EXERCISE REQUIREMENTS: Select all lines in the records that include "Pradesh".

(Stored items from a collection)
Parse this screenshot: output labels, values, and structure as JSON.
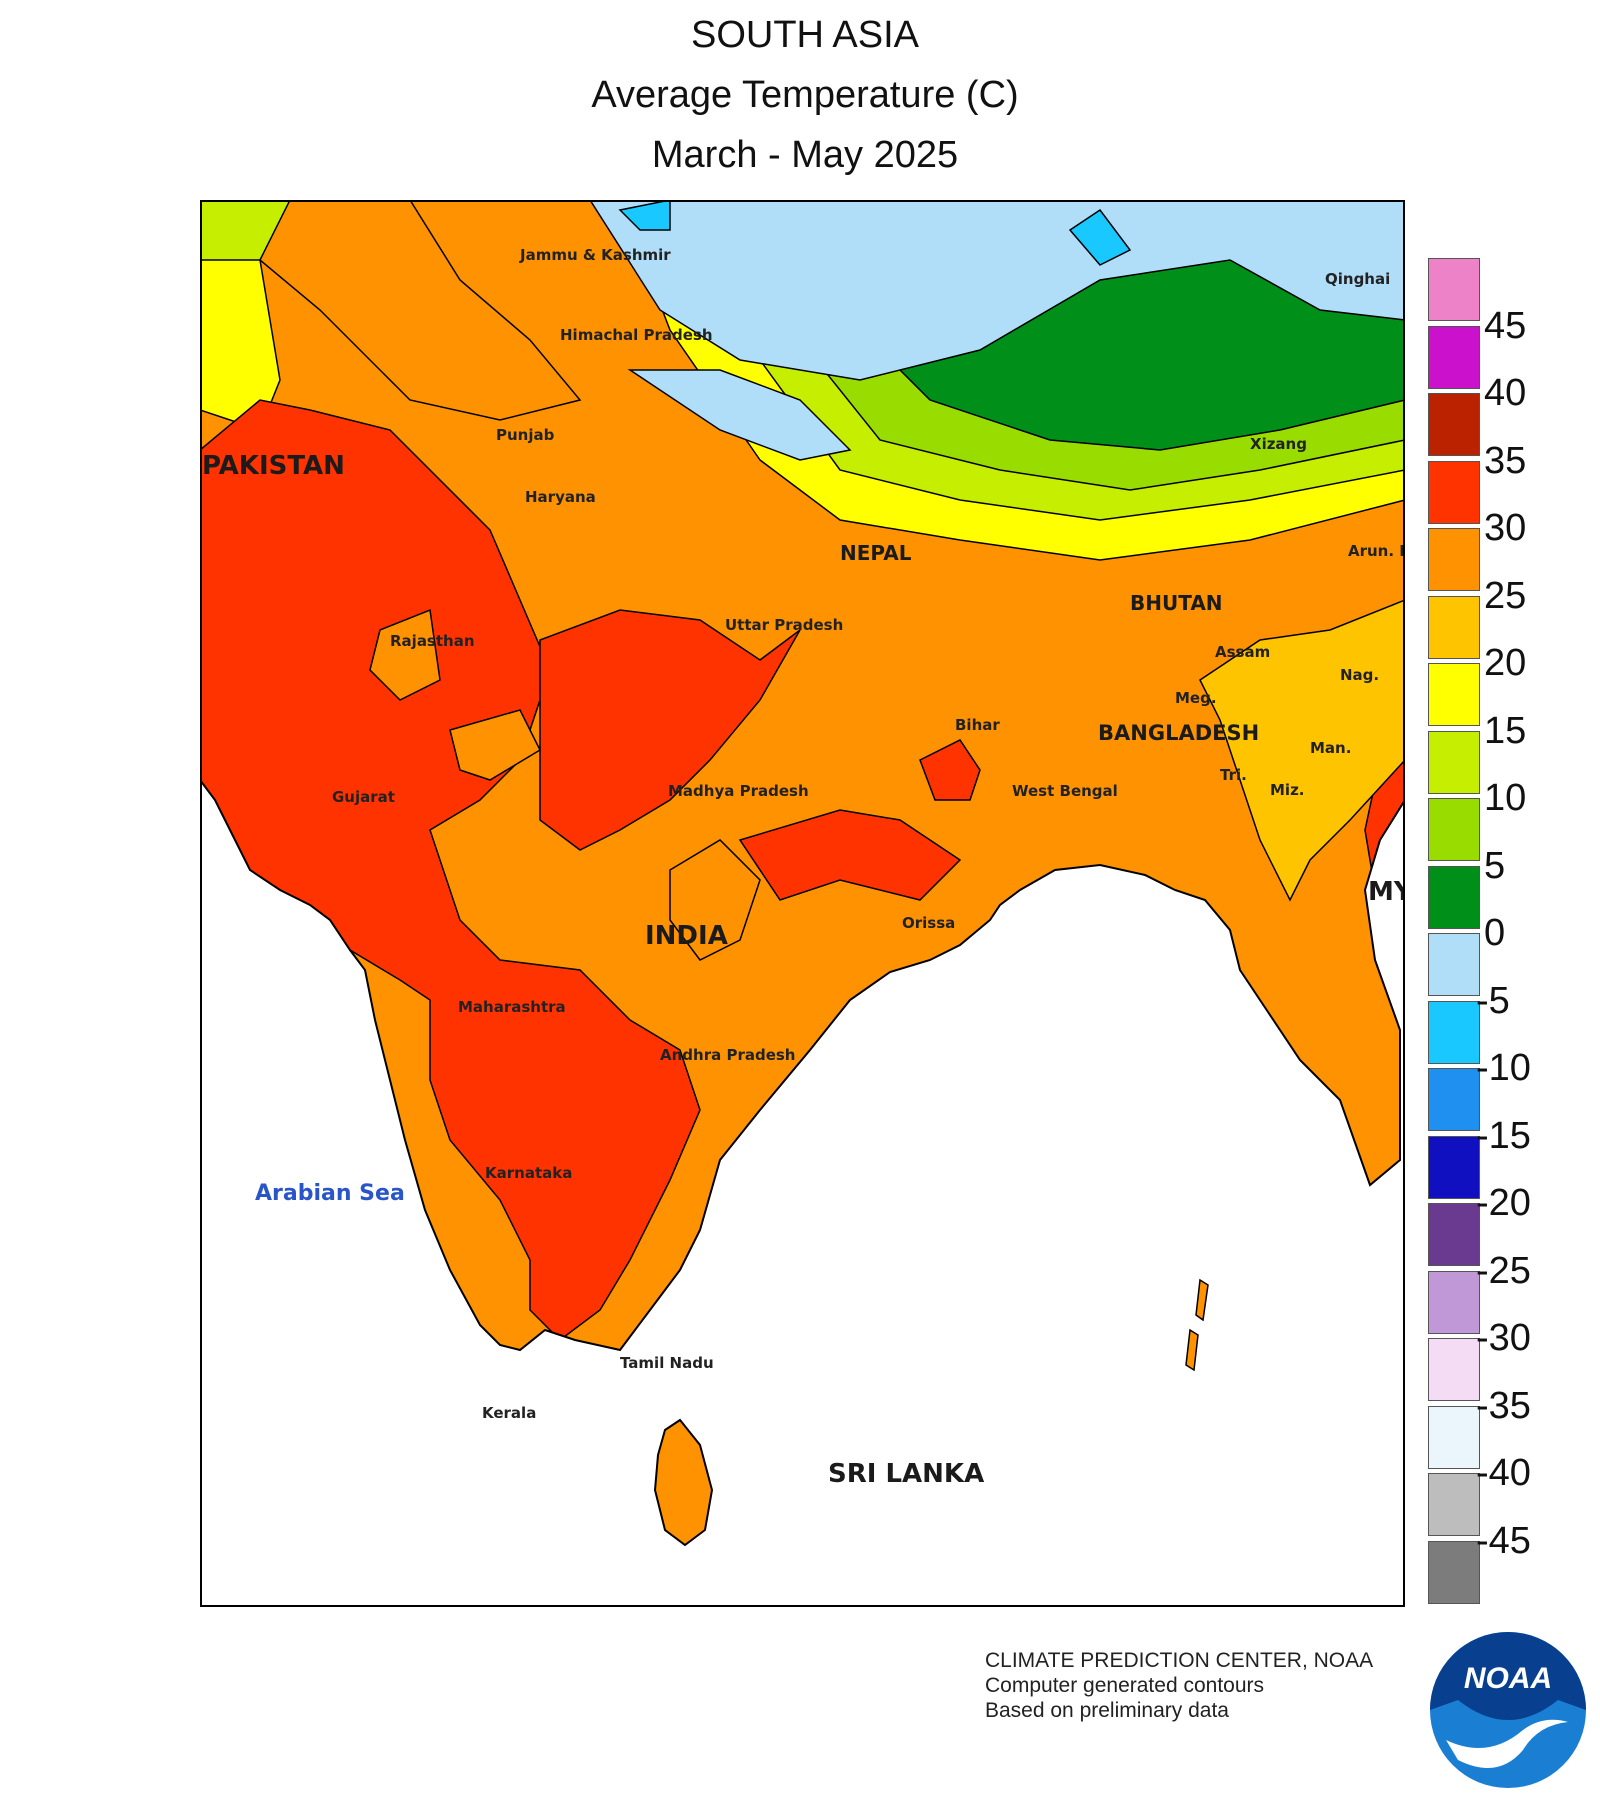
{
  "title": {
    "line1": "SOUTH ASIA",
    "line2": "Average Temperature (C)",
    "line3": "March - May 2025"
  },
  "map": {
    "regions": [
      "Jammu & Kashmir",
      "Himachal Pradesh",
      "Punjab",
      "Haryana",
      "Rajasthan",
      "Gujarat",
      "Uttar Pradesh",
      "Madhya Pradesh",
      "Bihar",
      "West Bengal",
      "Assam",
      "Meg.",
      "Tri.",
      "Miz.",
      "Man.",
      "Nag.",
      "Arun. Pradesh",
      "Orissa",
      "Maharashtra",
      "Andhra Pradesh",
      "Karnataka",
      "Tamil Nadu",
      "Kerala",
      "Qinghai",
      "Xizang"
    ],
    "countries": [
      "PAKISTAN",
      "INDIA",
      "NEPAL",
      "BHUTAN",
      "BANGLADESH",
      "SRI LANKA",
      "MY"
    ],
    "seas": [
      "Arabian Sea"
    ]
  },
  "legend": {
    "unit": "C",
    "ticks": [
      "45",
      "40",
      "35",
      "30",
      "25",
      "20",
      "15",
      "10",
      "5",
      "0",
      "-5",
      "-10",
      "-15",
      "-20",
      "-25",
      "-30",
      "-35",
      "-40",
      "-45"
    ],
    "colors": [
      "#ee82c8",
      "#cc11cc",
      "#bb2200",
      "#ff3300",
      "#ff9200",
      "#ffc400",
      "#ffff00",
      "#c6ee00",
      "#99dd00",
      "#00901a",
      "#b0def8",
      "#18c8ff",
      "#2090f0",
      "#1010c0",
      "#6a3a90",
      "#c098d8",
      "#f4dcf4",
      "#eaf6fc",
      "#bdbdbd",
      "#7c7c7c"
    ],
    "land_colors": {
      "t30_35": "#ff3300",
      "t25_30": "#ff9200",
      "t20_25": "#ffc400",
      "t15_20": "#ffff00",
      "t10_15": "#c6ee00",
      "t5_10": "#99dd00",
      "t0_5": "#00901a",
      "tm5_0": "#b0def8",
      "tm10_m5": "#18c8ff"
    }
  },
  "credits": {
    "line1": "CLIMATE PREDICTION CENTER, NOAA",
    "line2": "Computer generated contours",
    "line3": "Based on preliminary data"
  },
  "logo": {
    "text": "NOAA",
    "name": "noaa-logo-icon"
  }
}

EXERCISE RESPONSE:
      "Himachal Pradesh",
      "Uttar Pradesh",
      "Madhya Pradesh",
      "Arun. Pradesh",
      "Andhra Pradesh",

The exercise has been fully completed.